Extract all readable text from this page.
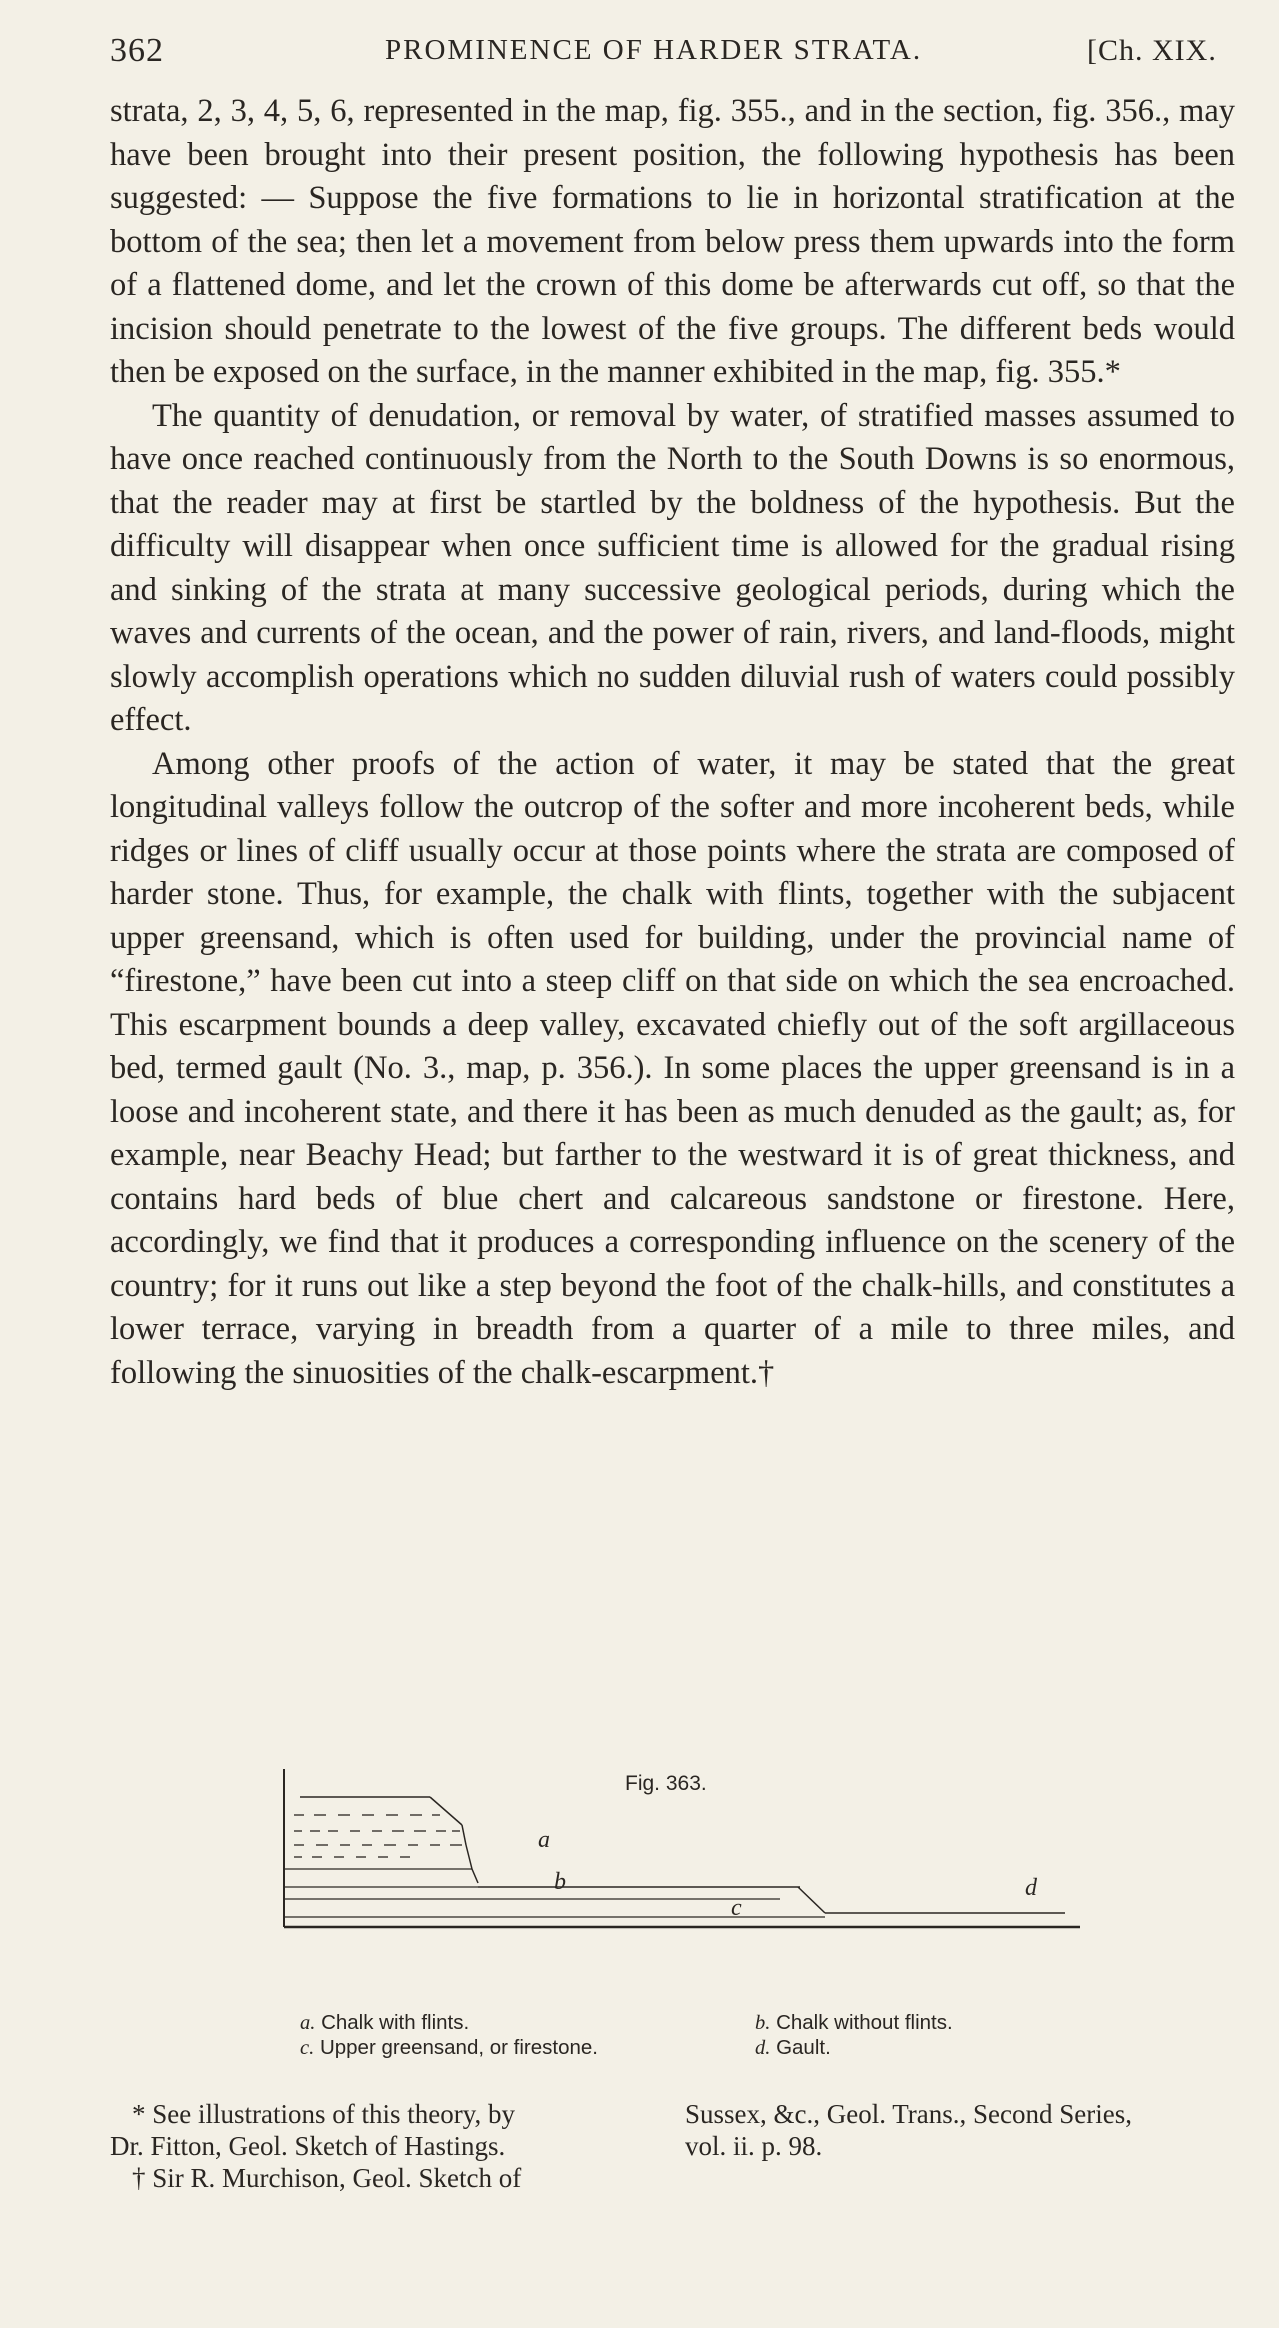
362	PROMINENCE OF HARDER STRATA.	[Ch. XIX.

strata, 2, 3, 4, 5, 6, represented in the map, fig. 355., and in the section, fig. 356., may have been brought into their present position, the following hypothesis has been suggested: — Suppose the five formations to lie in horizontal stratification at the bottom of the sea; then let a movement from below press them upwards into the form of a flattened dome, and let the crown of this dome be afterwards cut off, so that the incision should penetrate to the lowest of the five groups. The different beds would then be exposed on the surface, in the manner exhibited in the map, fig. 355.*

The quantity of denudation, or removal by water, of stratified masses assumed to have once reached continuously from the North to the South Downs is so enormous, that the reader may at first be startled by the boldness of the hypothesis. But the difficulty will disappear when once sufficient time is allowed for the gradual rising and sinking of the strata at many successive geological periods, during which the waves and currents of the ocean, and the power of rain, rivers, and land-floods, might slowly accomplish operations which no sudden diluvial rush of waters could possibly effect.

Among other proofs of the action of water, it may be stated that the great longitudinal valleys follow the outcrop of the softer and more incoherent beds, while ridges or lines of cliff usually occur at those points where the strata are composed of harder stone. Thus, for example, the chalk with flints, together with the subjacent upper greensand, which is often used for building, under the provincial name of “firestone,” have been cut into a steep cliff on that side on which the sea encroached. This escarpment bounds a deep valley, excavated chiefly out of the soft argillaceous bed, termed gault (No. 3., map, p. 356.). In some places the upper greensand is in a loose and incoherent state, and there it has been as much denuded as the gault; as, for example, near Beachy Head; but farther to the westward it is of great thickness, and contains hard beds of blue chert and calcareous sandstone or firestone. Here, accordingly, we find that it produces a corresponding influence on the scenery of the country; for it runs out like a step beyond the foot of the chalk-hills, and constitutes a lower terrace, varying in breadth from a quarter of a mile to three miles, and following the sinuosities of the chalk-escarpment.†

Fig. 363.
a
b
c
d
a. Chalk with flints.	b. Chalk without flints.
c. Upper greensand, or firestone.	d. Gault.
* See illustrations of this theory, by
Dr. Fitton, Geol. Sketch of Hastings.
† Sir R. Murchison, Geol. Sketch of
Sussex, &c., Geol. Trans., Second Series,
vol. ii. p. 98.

● **Problem to work on**
Return from the data every line that holds "Sketch".

● **Exercise answer**
Dr. Fitton, Geol. Sketch of Hastings.
† Sir R. Murchison, Geol. Sketch of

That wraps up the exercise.